Report how many lines contain the word "religious"; answer with the number only.

━━━━━ RECORDED INFORMATION

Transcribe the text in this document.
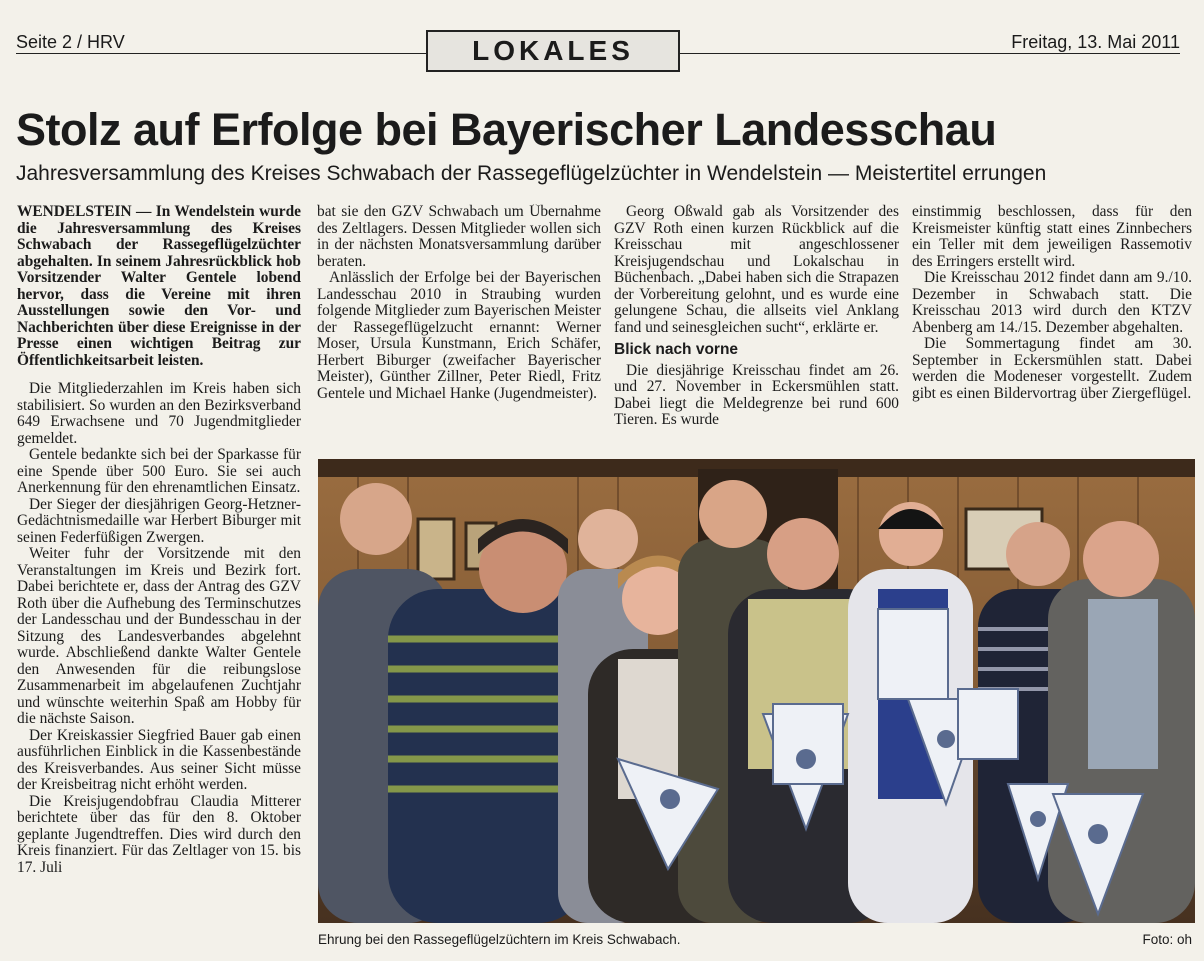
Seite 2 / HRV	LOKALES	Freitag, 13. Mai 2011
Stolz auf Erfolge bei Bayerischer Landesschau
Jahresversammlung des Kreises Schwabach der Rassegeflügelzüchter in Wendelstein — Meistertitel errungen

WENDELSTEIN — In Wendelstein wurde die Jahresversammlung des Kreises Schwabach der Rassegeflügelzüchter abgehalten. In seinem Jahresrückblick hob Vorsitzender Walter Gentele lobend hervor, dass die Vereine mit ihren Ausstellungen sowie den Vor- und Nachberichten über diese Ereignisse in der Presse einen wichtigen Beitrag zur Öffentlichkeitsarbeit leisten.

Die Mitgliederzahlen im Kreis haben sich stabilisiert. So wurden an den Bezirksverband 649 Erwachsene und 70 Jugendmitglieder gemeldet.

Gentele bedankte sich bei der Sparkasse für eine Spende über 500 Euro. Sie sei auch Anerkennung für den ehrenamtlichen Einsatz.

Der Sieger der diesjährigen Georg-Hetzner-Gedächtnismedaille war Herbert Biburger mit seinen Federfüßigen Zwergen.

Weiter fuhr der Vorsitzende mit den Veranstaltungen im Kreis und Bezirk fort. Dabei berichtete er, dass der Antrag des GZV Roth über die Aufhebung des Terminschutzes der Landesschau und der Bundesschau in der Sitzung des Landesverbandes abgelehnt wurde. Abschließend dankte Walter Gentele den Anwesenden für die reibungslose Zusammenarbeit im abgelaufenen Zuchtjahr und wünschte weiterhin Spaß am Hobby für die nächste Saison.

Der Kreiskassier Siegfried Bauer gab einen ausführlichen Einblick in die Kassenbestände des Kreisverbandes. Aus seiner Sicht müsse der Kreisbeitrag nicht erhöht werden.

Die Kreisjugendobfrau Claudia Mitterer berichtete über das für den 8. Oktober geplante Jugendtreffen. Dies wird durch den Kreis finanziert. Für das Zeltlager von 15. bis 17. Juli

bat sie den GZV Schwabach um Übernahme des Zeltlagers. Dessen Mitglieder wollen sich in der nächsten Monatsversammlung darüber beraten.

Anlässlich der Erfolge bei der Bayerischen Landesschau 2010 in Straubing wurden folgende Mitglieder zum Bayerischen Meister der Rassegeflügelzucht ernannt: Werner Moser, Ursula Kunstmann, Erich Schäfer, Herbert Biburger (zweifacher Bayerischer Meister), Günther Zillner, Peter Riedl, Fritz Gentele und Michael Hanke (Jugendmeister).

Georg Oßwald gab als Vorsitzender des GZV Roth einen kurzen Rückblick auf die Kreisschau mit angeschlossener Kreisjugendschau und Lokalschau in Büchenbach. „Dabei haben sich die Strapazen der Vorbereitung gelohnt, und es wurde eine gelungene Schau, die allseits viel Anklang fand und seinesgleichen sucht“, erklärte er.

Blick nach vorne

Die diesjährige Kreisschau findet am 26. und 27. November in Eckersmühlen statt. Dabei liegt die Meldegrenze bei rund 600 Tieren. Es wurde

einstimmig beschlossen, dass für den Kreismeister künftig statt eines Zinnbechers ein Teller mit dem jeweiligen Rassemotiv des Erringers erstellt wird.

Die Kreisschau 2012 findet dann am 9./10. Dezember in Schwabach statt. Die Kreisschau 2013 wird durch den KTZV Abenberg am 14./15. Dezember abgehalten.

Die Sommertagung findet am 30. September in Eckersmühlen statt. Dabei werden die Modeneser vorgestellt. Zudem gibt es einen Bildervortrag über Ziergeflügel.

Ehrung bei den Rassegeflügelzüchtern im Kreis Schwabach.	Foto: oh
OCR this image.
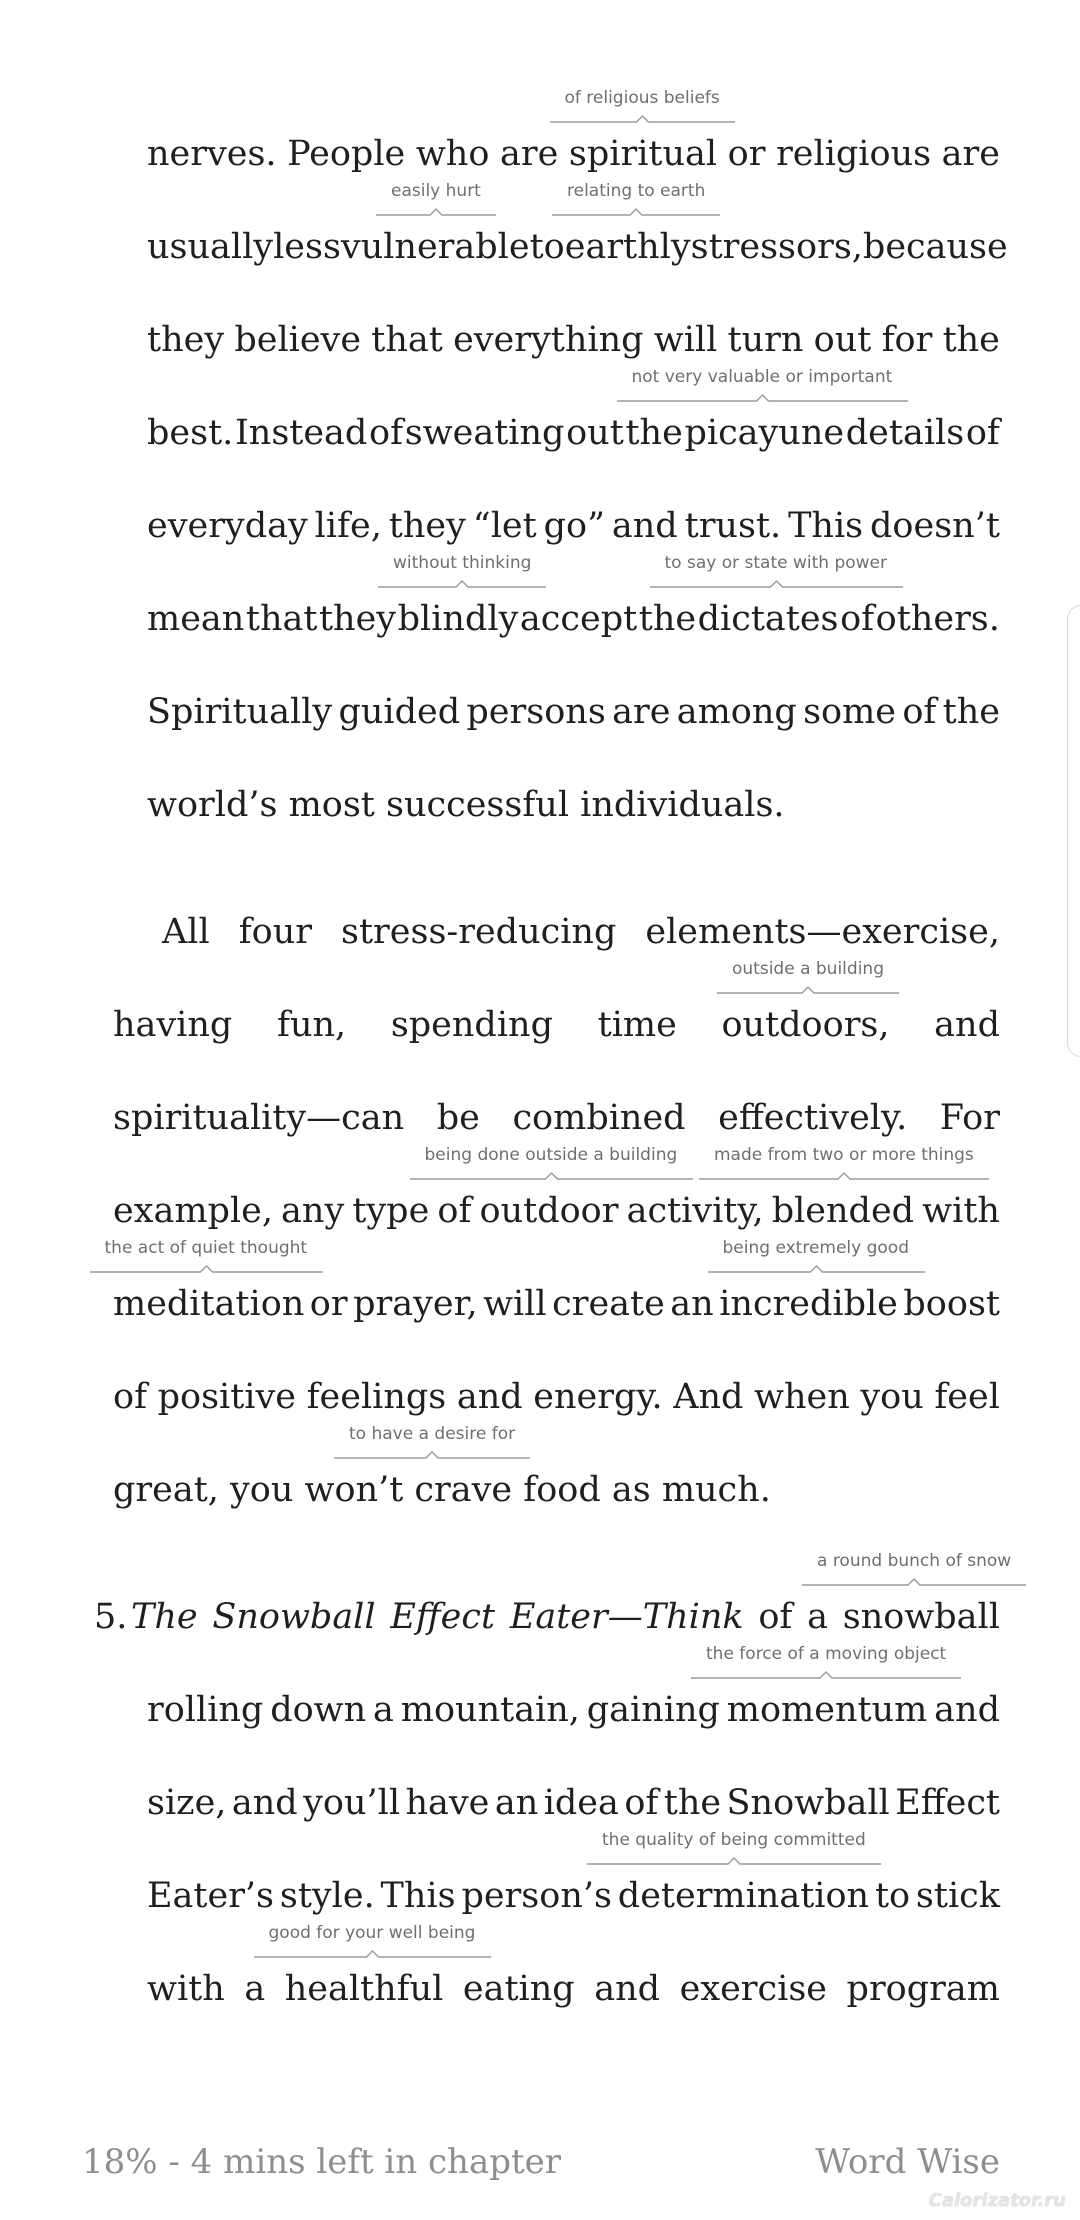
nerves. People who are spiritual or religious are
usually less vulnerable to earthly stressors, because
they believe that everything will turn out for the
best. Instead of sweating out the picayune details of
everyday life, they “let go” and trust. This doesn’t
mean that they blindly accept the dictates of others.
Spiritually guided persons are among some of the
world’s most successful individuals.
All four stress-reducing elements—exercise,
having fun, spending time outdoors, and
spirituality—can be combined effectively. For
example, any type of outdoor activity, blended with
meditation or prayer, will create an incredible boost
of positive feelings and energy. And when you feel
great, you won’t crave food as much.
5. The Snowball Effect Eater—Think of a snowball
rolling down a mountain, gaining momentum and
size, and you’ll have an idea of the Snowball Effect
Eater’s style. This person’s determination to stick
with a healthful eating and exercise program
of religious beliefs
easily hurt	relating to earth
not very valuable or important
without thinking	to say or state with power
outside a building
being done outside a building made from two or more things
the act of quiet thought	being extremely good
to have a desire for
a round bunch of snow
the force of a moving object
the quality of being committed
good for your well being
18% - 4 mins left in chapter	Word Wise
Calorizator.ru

━━━━━━━━━━

● **RESPONSE TO THE TASK**
2